Requirement - Return only the line that contains "What data populates" and each line after it, through the last line of the data below, copied exactly.

=== Dataset excerpts ===

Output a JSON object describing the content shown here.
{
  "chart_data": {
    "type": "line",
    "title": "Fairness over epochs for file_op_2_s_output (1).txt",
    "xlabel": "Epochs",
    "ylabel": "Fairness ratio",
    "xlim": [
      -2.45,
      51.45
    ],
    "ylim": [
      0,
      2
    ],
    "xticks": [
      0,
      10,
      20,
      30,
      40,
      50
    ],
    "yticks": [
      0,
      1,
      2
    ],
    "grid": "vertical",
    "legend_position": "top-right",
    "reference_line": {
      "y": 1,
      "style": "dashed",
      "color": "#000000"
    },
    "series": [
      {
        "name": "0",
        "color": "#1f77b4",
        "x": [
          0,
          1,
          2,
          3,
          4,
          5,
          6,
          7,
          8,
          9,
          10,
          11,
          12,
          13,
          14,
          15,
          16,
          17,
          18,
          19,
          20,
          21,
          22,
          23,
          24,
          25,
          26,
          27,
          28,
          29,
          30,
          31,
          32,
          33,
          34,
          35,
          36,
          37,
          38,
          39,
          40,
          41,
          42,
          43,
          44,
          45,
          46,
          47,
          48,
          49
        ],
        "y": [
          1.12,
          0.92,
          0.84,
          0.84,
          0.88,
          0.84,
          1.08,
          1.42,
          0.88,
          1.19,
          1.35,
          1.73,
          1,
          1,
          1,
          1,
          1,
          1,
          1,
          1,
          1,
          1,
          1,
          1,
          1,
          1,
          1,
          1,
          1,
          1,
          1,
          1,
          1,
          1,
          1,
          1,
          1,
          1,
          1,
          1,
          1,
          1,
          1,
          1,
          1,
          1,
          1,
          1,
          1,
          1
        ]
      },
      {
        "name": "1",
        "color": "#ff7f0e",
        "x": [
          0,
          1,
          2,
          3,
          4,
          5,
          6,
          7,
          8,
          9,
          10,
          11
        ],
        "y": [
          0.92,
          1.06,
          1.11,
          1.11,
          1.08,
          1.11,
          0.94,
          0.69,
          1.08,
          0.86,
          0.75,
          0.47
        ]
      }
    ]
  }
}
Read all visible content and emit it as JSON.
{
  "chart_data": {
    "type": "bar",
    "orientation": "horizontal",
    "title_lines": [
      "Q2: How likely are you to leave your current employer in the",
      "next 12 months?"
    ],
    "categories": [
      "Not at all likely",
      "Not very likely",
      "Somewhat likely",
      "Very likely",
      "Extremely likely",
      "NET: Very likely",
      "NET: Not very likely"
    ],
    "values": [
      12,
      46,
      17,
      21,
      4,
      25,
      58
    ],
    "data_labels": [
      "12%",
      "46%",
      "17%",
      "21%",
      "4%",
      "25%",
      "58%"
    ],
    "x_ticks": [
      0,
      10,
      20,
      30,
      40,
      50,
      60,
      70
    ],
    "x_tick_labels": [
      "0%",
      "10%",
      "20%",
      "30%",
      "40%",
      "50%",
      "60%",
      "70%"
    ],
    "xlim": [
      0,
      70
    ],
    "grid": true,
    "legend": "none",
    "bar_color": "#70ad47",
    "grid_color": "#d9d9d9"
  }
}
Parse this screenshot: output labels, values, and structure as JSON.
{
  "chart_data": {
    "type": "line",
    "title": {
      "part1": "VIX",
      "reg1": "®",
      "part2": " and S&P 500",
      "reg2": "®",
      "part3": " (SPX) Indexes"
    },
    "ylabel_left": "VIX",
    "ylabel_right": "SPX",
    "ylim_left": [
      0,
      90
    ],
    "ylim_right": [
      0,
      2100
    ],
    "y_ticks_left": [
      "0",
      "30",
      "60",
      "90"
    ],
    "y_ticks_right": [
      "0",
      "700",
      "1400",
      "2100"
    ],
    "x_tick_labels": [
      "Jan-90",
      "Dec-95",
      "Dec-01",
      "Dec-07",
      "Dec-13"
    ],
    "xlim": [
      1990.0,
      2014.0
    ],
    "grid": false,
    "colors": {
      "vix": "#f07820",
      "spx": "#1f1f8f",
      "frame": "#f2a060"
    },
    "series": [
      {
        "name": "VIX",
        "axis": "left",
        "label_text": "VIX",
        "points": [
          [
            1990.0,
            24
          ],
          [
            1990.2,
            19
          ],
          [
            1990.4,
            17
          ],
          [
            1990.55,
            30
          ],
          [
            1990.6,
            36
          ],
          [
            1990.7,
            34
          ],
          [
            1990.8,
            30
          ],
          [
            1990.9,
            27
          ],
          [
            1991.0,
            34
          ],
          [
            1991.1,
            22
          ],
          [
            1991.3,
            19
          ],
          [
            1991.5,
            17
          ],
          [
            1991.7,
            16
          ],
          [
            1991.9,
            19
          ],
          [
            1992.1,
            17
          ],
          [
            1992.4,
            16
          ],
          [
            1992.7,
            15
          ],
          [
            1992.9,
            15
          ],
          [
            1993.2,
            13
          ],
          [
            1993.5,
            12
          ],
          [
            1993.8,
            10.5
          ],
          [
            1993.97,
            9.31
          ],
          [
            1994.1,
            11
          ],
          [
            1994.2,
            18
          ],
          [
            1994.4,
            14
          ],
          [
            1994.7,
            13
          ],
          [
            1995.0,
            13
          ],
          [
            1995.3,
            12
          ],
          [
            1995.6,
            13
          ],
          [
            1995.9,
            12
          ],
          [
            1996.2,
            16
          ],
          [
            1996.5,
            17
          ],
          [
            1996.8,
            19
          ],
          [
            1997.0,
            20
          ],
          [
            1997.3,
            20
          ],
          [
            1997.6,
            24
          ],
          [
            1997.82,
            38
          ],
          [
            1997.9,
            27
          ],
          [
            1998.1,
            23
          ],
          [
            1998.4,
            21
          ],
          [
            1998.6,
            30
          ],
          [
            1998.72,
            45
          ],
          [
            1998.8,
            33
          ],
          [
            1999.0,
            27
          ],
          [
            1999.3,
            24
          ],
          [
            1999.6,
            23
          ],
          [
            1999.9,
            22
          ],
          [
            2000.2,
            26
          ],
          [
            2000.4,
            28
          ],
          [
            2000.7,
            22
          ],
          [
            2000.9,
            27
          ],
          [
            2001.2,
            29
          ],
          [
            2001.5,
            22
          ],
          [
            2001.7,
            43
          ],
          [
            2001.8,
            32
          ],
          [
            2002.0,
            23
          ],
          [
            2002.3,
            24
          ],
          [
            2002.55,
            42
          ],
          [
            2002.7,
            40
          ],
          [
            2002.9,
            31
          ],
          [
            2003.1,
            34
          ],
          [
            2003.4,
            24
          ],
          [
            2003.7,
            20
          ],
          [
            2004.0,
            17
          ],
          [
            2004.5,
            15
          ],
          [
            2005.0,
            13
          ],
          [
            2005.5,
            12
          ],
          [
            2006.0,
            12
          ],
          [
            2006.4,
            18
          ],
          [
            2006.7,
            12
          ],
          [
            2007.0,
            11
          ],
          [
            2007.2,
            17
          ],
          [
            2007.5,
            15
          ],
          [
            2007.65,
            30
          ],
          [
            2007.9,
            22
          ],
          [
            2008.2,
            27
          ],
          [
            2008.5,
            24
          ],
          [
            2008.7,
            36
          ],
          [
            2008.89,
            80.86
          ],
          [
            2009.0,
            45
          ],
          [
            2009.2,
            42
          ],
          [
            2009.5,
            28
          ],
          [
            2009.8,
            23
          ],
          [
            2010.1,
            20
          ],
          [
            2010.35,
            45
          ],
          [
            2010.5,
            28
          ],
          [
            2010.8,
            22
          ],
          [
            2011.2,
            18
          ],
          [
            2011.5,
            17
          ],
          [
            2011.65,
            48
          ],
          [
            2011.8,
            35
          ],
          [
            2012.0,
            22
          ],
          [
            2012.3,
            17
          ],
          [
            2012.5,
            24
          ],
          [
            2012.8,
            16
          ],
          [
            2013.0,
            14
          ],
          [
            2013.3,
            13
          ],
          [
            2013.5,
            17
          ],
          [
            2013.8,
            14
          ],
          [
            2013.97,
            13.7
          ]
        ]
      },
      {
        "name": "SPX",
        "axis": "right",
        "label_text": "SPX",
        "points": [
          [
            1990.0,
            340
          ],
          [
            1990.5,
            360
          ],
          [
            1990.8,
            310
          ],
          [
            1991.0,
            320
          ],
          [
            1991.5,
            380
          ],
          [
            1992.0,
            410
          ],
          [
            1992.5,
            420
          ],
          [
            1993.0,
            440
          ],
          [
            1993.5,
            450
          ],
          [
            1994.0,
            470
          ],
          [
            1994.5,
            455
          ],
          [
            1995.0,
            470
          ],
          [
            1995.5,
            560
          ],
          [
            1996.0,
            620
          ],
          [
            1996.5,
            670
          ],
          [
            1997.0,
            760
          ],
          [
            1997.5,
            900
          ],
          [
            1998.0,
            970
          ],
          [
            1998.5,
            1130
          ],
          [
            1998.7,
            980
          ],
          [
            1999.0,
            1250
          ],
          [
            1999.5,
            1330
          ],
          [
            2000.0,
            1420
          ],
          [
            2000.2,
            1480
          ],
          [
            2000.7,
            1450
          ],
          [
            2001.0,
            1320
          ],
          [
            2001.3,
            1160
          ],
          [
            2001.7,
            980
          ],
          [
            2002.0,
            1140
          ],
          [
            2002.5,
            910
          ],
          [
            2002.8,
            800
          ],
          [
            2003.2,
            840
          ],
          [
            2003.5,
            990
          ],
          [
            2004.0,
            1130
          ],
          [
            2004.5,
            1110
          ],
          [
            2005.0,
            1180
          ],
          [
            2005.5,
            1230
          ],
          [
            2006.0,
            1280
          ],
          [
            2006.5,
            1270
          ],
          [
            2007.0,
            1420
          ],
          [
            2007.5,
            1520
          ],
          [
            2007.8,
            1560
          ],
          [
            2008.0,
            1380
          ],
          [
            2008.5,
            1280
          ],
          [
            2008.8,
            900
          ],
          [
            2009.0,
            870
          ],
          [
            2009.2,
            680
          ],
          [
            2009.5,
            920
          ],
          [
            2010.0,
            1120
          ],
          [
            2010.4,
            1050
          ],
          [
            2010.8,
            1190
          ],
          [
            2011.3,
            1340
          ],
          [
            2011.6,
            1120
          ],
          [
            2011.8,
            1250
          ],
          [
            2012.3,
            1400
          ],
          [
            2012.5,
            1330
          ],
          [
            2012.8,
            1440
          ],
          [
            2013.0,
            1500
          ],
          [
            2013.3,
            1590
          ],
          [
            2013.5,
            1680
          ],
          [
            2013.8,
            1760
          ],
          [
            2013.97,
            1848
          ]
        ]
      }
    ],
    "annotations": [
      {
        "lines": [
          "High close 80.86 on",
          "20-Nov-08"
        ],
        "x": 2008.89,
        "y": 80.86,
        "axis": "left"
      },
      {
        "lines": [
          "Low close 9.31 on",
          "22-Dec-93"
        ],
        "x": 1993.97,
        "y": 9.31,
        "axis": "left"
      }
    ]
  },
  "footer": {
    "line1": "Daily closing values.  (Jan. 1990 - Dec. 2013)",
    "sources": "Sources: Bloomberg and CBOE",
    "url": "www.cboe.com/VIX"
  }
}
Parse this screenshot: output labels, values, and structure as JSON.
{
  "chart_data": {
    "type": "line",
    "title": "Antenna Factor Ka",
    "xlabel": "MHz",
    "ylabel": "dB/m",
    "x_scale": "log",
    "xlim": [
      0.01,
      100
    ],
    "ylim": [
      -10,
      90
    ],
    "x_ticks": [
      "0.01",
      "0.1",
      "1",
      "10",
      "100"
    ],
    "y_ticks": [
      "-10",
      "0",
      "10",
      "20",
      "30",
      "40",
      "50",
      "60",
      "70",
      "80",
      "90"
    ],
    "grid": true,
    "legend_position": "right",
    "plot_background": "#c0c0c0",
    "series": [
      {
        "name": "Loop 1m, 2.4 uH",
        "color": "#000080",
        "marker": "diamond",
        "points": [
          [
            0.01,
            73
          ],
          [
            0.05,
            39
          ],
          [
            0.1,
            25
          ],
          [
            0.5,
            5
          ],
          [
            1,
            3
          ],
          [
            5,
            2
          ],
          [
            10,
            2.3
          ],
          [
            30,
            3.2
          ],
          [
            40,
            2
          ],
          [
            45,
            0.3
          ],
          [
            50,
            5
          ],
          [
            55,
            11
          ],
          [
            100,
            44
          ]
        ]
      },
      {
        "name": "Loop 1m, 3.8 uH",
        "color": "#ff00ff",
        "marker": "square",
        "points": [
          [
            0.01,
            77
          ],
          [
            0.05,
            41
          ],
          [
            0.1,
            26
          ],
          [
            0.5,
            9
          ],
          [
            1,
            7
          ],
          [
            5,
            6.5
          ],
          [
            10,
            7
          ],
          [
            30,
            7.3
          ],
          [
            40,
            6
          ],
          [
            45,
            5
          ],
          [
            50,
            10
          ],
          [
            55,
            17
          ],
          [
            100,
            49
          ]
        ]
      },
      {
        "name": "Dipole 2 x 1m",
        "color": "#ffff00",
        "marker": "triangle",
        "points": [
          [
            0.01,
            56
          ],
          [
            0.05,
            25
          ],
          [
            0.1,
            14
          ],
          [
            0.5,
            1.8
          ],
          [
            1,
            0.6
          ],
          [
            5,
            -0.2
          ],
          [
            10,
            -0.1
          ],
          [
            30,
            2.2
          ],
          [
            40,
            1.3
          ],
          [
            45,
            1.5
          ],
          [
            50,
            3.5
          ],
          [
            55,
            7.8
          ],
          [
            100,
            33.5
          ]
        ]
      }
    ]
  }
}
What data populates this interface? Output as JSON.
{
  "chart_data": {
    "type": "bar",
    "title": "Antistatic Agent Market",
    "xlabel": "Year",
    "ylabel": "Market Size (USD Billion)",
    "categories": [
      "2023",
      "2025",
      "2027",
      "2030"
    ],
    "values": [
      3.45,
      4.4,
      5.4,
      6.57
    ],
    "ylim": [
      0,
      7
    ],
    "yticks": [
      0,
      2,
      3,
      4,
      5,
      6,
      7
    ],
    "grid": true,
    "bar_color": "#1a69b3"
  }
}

===

Answer -
What data populates this interface? Output as JSON.
{
  "chart_data": {
    "type": "bar",
    "title": "Antistatic Agent Market",
    "xlabel": "Year",
    "ylabel": "Market Size (USD Billion)",
    "categories": [
      "2023",
      "2025",
      "2027",
      "2030"
    ],
    "values": [
      3.45,
      4.4,
      5.4,
      6.57
    ],
    "ylim": [
      0,
      7
    ],
    "yticks": [
      0,
      2,
      3,
      4,
      5,
      6,
      7
    ],
    "grid": true,
    "bar_color": "#1a69b3"
  }
}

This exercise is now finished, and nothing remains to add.